Begin DATA PROVIDED

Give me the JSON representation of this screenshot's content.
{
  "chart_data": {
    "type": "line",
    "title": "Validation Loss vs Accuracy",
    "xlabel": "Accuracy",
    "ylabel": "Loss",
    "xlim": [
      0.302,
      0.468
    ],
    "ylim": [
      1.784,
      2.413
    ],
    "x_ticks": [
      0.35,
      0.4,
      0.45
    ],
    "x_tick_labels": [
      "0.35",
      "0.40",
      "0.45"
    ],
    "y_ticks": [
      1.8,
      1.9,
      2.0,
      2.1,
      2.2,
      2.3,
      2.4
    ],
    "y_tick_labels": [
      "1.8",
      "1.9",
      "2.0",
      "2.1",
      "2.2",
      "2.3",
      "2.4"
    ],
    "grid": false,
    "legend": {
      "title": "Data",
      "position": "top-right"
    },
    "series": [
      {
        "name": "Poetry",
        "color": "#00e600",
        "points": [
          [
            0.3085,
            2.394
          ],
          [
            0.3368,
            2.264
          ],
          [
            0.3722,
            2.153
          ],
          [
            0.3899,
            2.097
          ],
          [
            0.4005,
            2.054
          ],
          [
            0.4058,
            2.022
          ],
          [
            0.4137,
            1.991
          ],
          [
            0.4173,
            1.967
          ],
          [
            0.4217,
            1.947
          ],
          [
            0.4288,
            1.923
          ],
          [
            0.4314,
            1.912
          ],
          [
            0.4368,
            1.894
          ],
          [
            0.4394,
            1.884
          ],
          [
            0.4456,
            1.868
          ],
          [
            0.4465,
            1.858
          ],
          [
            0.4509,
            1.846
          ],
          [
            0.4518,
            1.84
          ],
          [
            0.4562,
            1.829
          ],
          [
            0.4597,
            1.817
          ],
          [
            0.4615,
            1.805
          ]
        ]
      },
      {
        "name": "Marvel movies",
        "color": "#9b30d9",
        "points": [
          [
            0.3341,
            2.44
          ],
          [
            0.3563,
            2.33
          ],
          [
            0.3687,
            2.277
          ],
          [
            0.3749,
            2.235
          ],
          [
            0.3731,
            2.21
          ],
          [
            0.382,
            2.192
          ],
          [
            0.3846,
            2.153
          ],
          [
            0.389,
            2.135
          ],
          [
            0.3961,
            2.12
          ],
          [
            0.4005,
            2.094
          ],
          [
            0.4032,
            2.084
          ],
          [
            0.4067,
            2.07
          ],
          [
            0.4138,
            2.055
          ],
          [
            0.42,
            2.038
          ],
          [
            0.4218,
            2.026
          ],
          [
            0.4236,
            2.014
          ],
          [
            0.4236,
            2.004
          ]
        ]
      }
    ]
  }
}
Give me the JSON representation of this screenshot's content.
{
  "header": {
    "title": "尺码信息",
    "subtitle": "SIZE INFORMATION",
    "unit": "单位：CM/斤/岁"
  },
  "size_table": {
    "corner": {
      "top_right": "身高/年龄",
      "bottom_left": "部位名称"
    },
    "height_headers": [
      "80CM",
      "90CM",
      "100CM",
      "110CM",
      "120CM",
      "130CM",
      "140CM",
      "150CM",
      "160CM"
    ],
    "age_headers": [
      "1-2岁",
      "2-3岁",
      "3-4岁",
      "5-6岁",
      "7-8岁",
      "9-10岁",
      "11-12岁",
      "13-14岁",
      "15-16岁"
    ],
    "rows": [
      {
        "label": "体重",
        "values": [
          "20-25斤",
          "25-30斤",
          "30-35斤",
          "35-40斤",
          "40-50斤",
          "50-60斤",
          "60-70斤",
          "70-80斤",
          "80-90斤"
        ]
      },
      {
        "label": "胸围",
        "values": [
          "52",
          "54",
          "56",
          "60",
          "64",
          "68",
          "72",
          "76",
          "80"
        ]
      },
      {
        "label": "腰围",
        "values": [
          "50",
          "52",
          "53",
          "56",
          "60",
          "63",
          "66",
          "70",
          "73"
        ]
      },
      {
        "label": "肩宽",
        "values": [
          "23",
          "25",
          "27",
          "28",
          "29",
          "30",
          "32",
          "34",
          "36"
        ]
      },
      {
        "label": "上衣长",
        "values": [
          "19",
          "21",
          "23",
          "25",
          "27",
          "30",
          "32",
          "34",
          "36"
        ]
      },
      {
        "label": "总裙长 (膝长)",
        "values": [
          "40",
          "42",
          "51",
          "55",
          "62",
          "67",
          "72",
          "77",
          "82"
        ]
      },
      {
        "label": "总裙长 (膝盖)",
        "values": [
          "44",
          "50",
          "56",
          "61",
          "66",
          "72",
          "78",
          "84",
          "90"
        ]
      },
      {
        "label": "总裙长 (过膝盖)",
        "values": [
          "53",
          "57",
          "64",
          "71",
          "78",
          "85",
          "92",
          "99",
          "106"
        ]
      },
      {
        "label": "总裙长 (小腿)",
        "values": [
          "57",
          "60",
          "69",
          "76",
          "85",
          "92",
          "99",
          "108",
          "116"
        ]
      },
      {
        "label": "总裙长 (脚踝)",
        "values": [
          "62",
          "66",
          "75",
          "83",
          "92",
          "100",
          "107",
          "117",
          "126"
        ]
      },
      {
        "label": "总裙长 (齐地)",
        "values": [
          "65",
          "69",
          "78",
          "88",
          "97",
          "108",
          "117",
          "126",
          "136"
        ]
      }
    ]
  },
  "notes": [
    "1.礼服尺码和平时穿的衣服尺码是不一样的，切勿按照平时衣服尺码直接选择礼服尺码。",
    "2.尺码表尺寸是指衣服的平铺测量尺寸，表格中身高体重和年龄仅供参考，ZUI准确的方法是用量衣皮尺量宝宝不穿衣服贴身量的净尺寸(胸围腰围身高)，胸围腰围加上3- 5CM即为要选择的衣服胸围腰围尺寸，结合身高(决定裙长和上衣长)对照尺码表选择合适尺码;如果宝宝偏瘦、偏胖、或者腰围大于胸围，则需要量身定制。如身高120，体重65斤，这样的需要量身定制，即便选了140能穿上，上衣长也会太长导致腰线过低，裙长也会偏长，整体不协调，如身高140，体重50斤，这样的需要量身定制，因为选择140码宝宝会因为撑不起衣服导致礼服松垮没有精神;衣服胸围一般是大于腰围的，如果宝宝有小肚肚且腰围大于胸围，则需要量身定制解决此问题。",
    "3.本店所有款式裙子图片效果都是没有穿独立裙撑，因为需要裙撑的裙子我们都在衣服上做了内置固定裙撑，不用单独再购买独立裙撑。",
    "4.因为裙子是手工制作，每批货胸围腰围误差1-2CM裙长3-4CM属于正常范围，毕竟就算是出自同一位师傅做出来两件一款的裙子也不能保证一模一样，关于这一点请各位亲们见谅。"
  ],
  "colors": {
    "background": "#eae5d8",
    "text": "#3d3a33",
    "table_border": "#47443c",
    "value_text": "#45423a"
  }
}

End DATA PROVIDED

### EXERCISE OBJECTIVE
Output the listing above word for word.

### EXERCISE SOLUTION
Give me the JSON representation of this screenshot's content.
{
  "chart_data": {
    "type": "line",
    "title": "Validation Loss vs Accuracy",
    "xlabel": "Accuracy",
    "ylabel": "Loss",
    "xlim": [
      0.302,
      0.468
    ],
    "ylim": [
      1.784,
      2.413
    ],
    "x_ticks": [
      0.35,
      0.4,
      0.45
    ],
    "x_tick_labels": [
      "0.35",
      "0.40",
      "0.45"
    ],
    "y_ticks": [
      1.8,
      1.9,
      2.0,
      2.1,
      2.2,
      2.3,
      2.4
    ],
    "y_tick_labels": [
      "1.8",
      "1.9",
      "2.0",
      "2.1",
      "2.2",
      "2.3",
      "2.4"
    ],
    "grid": false,
    "legend": {
      "title": "Data",
      "position": "top-right"
    },
    "series": [
      {
        "name": "Poetry",
        "color": "#00e600",
        "points": [
          [
            0.3085,
            2.394
          ],
          [
            0.3368,
            2.264
          ],
          [
            0.3722,
            2.153
          ],
          [
            0.3899,
            2.097
          ],
          [
            0.4005,
            2.054
          ],
          [
            0.4058,
            2.022
          ],
          [
            0.4137,
            1.991
          ],
          [
            0.4173,
            1.967
          ],
          [
            0.4217,
            1.947
          ],
          [
            0.4288,
            1.923
          ],
          [
            0.4314,
            1.912
          ],
          [
            0.4368,
            1.894
          ],
          [
            0.4394,
            1.884
          ],
          [
            0.4456,
            1.868
          ],
          [
            0.4465,
            1.858
          ],
          [
            0.4509,
            1.846
          ],
          [
            0.4518,
            1.84
          ],
          [
            0.4562,
            1.829
          ],
          [
            0.4597,
            1.817
          ],
          [
            0.4615,
            1.805
          ]
        ]
      },
      {
        "name": "Marvel movies",
        "color": "#9b30d9",
        "points": [
          [
            0.3341,
            2.44
          ],
          [
            0.3563,
            2.33
          ],
          [
            0.3687,
            2.277
          ],
          [
            0.3749,
            2.235
          ],
          [
            0.3731,
            2.21
          ],
          [
            0.382,
            2.192
          ],
          [
            0.3846,
            2.153
          ],
          [
            0.389,
            2.135
          ],
          [
            0.3961,
            2.12
          ],
          [
            0.4005,
            2.094
          ],
          [
            0.4032,
            2.084
          ],
          [
            0.4067,
            2.07
          ],
          [
            0.4138,
            2.055
          ],
          [
            0.42,
            2.038
          ],
          [
            0.4218,
            2.026
          ],
          [
            0.4236,
            2.014
          ],
          [
            0.4236,
            2.004
          ]
        ]
      }
    ]
  }
}
Give me the JSON representation of this screenshot's content.
{
  "header": {
    "title": "尺码信息",
    "subtitle": "SIZE INFORMATION",
    "unit": "单位：CM/斤/岁"
  },
  "size_table": {
    "corner": {
      "top_right": "身高/年龄",
      "bottom_left": "部位名称"
    },
    "height_headers": [
      "80CM",
      "90CM",
      "100CM",
      "110CM",
      "120CM",
      "130CM",
      "140CM",
      "150CM",
      "160CM"
    ],
    "age_headers": [
      "1-2岁",
      "2-3岁",
      "3-4岁",
      "5-6岁",
      "7-8岁",
      "9-10岁",
      "11-12岁",
      "13-14岁",
      "15-16岁"
    ],
    "rows": [
      {
        "label": "体重",
        "values": [
          "20-25斤",
          "25-30斤",
          "30-35斤",
          "35-40斤",
          "40-50斤",
          "50-60斤",
          "60-70斤",
          "70-80斤",
          "80-90斤"
        ]
      },
      {
        "label": "胸围",
        "values": [
          "52",
          "54",
          "56",
          "60",
          "64",
          "68",
          "72",
          "76",
          "80"
        ]
      },
      {
        "label": "腰围",
        "values": [
          "50",
          "52",
          "53",
          "56",
          "60",
          "63",
          "66",
          "70",
          "73"
        ]
      },
      {
        "label": "肩宽",
        "values": [
          "23",
          "25",
          "27",
          "28",
          "29",
          "30",
          "32",
          "34",
          "36"
        ]
      },
      {
        "label": "上衣长",
        "values": [
          "19",
          "21",
          "23",
          "25",
          "27",
          "30",
          "32",
          "34",
          "36"
        ]
      },
      {
        "label": "总裙长 (膝长)",
        "values": [
          "40",
          "42",
          "51",
          "55",
          "62",
          "67",
          "72",
          "77",
          "82"
        ]
      },
      {
        "label": "总裙长 (膝盖)",
        "values": [
          "44",
          "50",
          "56",
          "61",
          "66",
          "72",
          "78",
          "84",
          "90"
        ]
      },
      {
        "label": "总裙长 (过膝盖)",
        "values": [
          "53",
          "57",
          "64",
          "71",
          "78",
          "85",
          "92",
          "99",
          "106"
        ]
      },
      {
        "label": "总裙长 (小腿)",
        "values": [
          "57",
          "60",
          "69",
          "76",
          "85",
          "92",
          "99",
          "108",
          "116"
        ]
      },
      {
        "label": "总裙长 (脚踝)",
        "values": [
          "62",
          "66",
          "75",
          "83",
          "92",
          "100",
          "107",
          "117",
          "126"
        ]
      },
      {
        "label": "总裙长 (齐地)",
        "values": [
          "65",
          "69",
          "78",
          "88",
          "97",
          "108",
          "117",
          "126",
          "136"
        ]
      }
    ]
  },
  "notes": [
    "1.礼服尺码和平时穿的衣服尺码是不一样的，切勿按照平时衣服尺码直接选择礼服尺码。",
    "2.尺码表尺寸是指衣服的平铺测量尺寸，表格中身高体重和年龄仅供参考，ZUI准确的方法是用量衣皮尺量宝宝不穿衣服贴身量的净尺寸(胸围腰围身高)，胸围腰围加上3- 5CM即为要选择的衣服胸围腰围尺寸，结合身高(决定裙长和上衣长)对照尺码表选择合适尺码;如果宝宝偏瘦、偏胖、或者腰围大于胸围，则需要量身定制。如身高120，体重65斤，这样的需要量身定制，即便选了140能穿上，上衣长也会太长导致腰线过低，裙长也会偏长，整体不协调，如身高140，体重50斤，这样的需要量身定制，因为选择140码宝宝会因为撑不起衣服导致礼服松垮没有精神;衣服胸围一般是大于腰围的，如果宝宝有小肚肚且腰围大于胸围，则需要量身定制解决此问题。",
    "3.本店所有款式裙子图片效果都是没有穿独立裙撑，因为需要裙撑的裙子我们都在衣服上做了内置固定裙撑，不用单独再购买独立裙撑。",
    "4.因为裙子是手工制作，每批货胸围腰围误差1-2CM裙长3-4CM属于正常范围，毕竟就算是出自同一位师傅做出来两件一款的裙子也不能保证一模一样，关于这一点请各位亲们见谅。"
  ],
  "colors": {
    "background": "#eae5d8",
    "text": "#3d3a33",
    "table_border": "#47443c",
    "value_text": "#45423a"
  }
}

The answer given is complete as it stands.